▸ What is expected:
Copy out the entries in full and with complete accuracy; pictures are excluded.

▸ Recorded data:
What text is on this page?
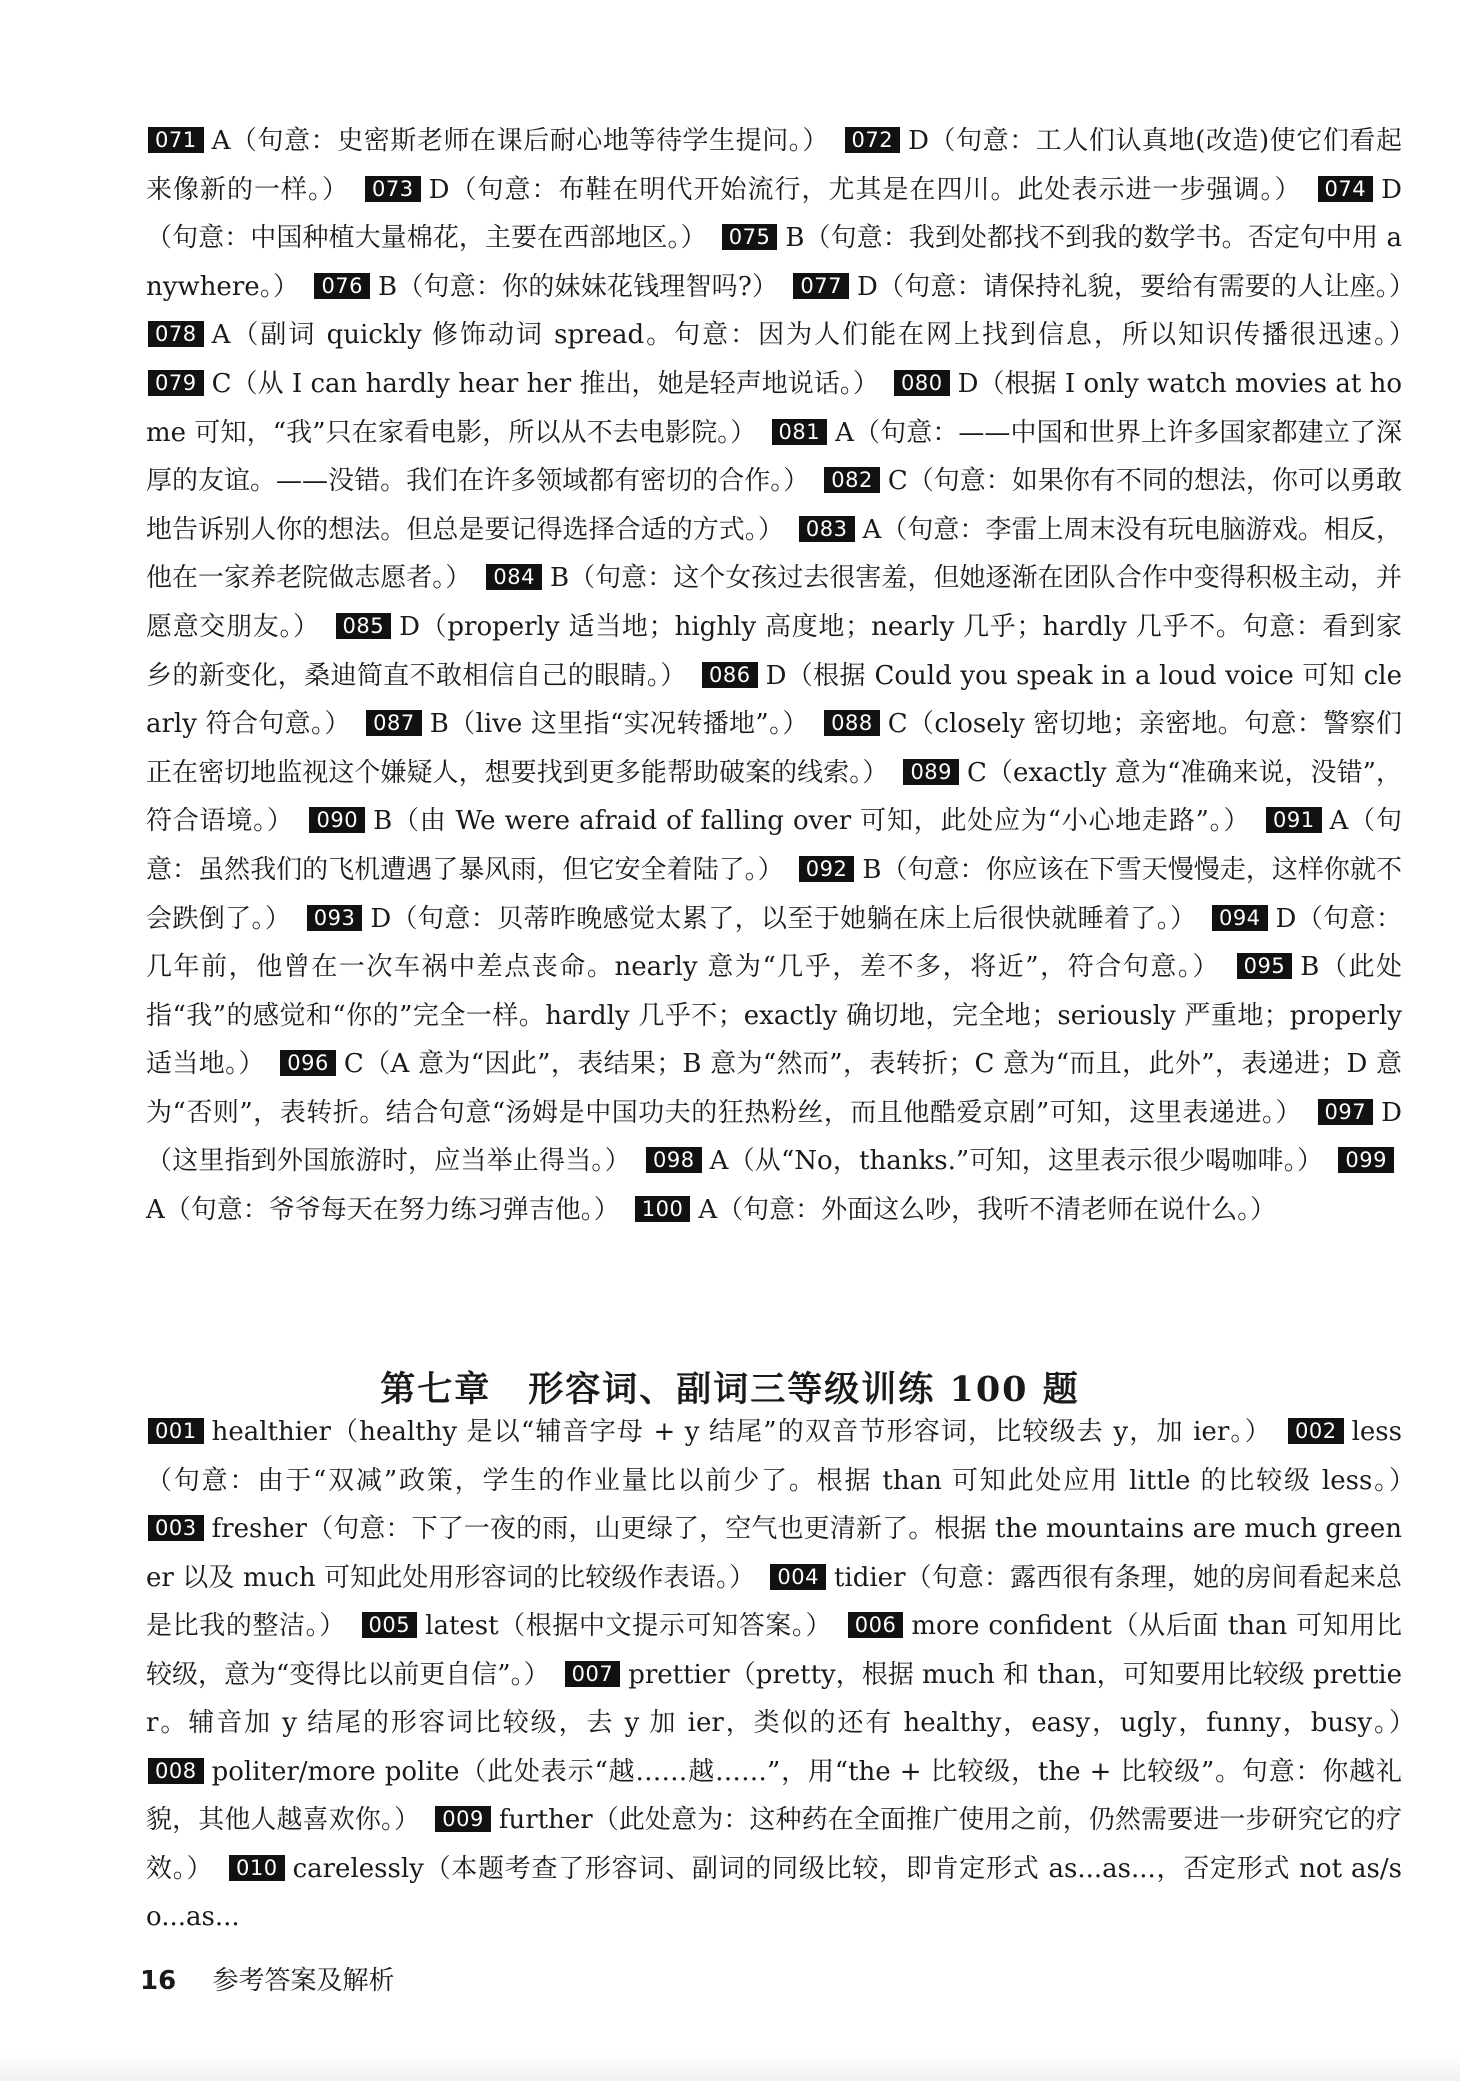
071 A（句意：史密斯老师在课后耐心地等待学生提问。）　 072 D（句意：工人们认真地(改造)使它们看起来像新的一样。）　 073 D（句意：布鞋在明代开始流行，尤其是在四川。此处表示进一步强调。）　 074 D（句意：中国种植大量棉花，主要在西部地区。）　 075 B（句意：我到处都找不到我的数学书。否定句中用 anywhere。）　 076 B（句意：你的妹妹花钱理智吗?）　 077 D（句意：请保持礼貌，要给有需要的人让座。）　078 A（副词 quickly 修饰动词 spread。句意：因为人们能在网上找到信息，所以知识传播很迅速。）　079 C（从 I can hardly hear her 推出，她是轻声地说话。）　 080 D（根据 I only watch movies at home 可知，“我”只在家看电影，所以从不去电影院。）　 081 A（句意：——中国和世界上许多国家都建立了深厚的友谊。——没错。我们在许多领域都有密切的合作。）　 082 C（句意：如果你有不同的想法，你可以勇敢地告诉别人你的想法。但总是要记得选择合适的方式。）　 083 A（句意：李雷上周末没有玩电脑游戏。相反，他在一家养老院做志愿者。）　 084 B（句意：这个女孩过去很害羞，但她逐渐在团队合作中变得积极主动，并愿意交朋友。）　 085 D（properly 适当地；highly 高度地；nearly 几乎；hardly 几乎不。句意：看到家乡的新变化，桑迪简直不敢相信自己的眼睛。）　 086 D（根据 Could you speak in a loud voice 可知 clearly 符合句意。）　 087 B（live 这里指“实况转播地”。）　 088 C（closely 密切地；亲密地。句意：警察们正在密切地监视这个嫌疑人，想要找到更多能帮助破案的线索。）　 089 C（exactly 意为“准确来说，没错”，符合语境。）　 090 B（由 We were afraid of falling over 可知，此处应为“小心地走路”。）　 091 A（句意：虽然我们的飞机遭遇了暴风雨，但它安全着陆了。）　 092 B（句意：你应该在下雪天慢慢走，这样你就不会跌倒了。）　 093 D（句意：贝蒂昨晚感觉太累了，以至于她躺在床上后很快就睡着了。）　 094 D（句意：几年前，他曾在一次车祸中差点丧命。nearly 意为“几乎，差不多，将近”，符合句意。）　 095 B（此处指“我”的感觉和“你的”完全一样。hardly 几乎不；exactly 确切地，完全地；seriously 严重地；properly 适当地。）　 096 C（A 意为“因此”，表结果；B 意为“然而”，表转折；C 意为“而且，此外”，表递进；D 意为“否则”，表转折。结合句意“汤姆是中国功夫的狂热粉丝，而且他酷爱京剧”可知，这里表递进。）　 097 D（这里指到外国旅游时，应当举止得当。）　 098 A（从“No，thanks.”可知，这里表示很少喝咖啡。）　 099A（句意：爷爷每天在努力练习弹吉他。）　 100 A（句意：外面这么吵，我听不清老师在说什么。）　
第七章　形容词、副词三等级训练 100 题
001 healthier（healthy 是以“辅音字母 + y 结尾”的双音节形容词，比较级去 y，加 ier。）　 002 less（句意：由于“双减”政策，学生的作业量比以前少了。根据 than 可知此处应用 little 的比较级 less。）　003 fresher（句意：下了一夜的雨，山更绿了，空气也更清新了。根据 the mountains are much greener 以及 much 可知此处用形容词的比较级作表语。）　 004 tidier（句意：露西很有条理，她的房间看起来总是比我的整洁。）　 005 latest（根据中文提示可知答案。）　 006 more confident（从后面 than 可知用比较级，意为“变得比以前更自信”。）　 007 prettier（pretty，根据 much 和 than，可知要用比较级 prettier。辅音加 y 结尾的形容词比较级，去 y 加 ier，类似的还有 healthy，easy，ugly，funny，busy。）　008 politer/more polite（此处表示“越……越……”，用“the + 比较级，the + 比较级”。句意：你越礼貌，其他人越喜欢你。）　 009 further（此处意为：这种药在全面推广使用之前，仍然需要进一步研究它的疗效。）　 010 carelessly（本题考查了形容词、副词的同级比较，即肯定形式 as...as...，否定形式 not as/so...as...　
16 参考答案及解析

▸ Result of the exercise:
What text is on this page?
071 A（句意：史密斯老师在课后耐心地等待学生提问。）　 072 D（句意：工人们认真地(改造)使它们看起来像新的一样。）　 073 D（句意：布鞋在明代开始流行，尤其是在四川。此处表示进一步强调。）　 074 D（句意：中国种植大量棉花，主要在西部地区。）　 075 B（句意：我到处都找不到我的数学书。否定句中用 anywhere。）　 076 B（句意：你的妹妹花钱理智吗?）　 077 D（句意：请保持礼貌，要给有需要的人让座。）　078 A（副词 quickly 修饰动词 spread。句意：因为人们能在网上找到信息，所以知识传播很迅速。）　079 C（从 I can hardly hear her 推出，她是轻声地说话。）　 080 D（根据 I only watch movies at home 可知，“我”只在家看电影，所以从不去电影院。）　 081 A（句意：——中国和世界上许多国家都建立了深厚的友谊。——没错。我们在许多领域都有密切的合作。）　 082 C（句意：如果你有不同的想法，你可以勇敢地告诉别人你的想法。但总是要记得选择合适的方式。）　 083 A（句意：李雷上周末没有玩电脑游戏。相反，他在一家养老院做志愿者。）　 084 B（句意：这个女孩过去很害羞，但她逐渐在团队合作中变得积极主动，并愿意交朋友。）　 085 D（properly 适当地；highly 高度地；nearly 几乎；hardly 几乎不。句意：看到家乡的新变化，桑迪简直不敢相信自己的眼睛。）　 086 D（根据 Could you speak in a loud voice 可知 clearly 符合句意。）　 087 B（live 这里指“实况转播地”。）　 088 C（closely 密切地；亲密地。句意：警察们正在密切地监视这个嫌疑人，想要找到更多能帮助破案的线索。）　 089 C（exactly 意为“准确来说，没错”，符合语境。）　 090 B（由 We were afraid of falling over 可知，此处应为“小心地走路”。）　 091 A（句意：虽然我们的飞机遭遇了暴风雨，但它安全着陆了。）　 092 B（句意：你应该在下雪天慢慢走，这样你就不会跌倒了。）　 093 D（句意：贝蒂昨晚感觉太累了，以至于她躺在床上后很快就睡着了。）　 094 D（句意：几年前，他曾在一次车祸中差点丧命。nearly 意为“几乎，差不多，将近”，符合句意。）　 095 B（此处指“我”的感觉和“你的”完全一样。hardly 几乎不；exactly 确切地，完全地；seriously 严重地；properly 适当地。）　 096 C（A 意为“因此”，表结果；B 意为“然而”，表转折；C 意为“而且，此外”，表递进；D 意为“否则”，表转折。结合句意“汤姆是中国功夫的狂热粉丝，而且他酷爱京剧”可知，这里表递进。）　 097 D（这里指到外国旅游时，应当举止得当。）　 098 A（从“No，thanks.”可知，这里表示很少喝咖啡。）　 099A（句意：爷爷每天在努力练习弹吉他。）　 100 A（句意：外面这么吵，我听不清老师在说什么。）　
第七章　形容词、副词三等级训练 100 题
001 healthier（healthy 是以“辅音字母 + y 结尾”的双音节形容词，比较级去 y，加 ier。）　 002 less（句意：由于“双减”政策，学生的作业量比以前少了。根据 than 可知此处应用 little 的比较级 less。）　003 fresher（句意：下了一夜的雨，山更绿了，空气也更清新了。根据 the mountains are much greener 以及 much 可知此处用形容词的比较级作表语。）　 004 tidier（句意：露西很有条理，她的房间看起来总是比我的整洁。）　 005 latest（根据中文提示可知答案。）　 006 more confident（从后面 than 可知用比较级，意为“变得比以前更自信”。）　 007 prettier（pretty，根据 much 和 than，可知要用比较级 prettier。辅音加 y 结尾的形容词比较级，去 y 加 ier，类似的还有 healthy，easy，ugly，funny，busy。）　008 politer/more polite（此处表示“越……越……”，用“the + 比较级，the + 比较级”。句意：你越礼貌，其他人越喜欢你。）　 009 further（此处意为：这种药在全面推广使用之前，仍然需要进一步研究它的疗效。）　 010 carelessly（本题考查了形容词、副词的同级比较，即肯定形式 as...as...，否定形式 not as/so...as...　
16 参考答案及解析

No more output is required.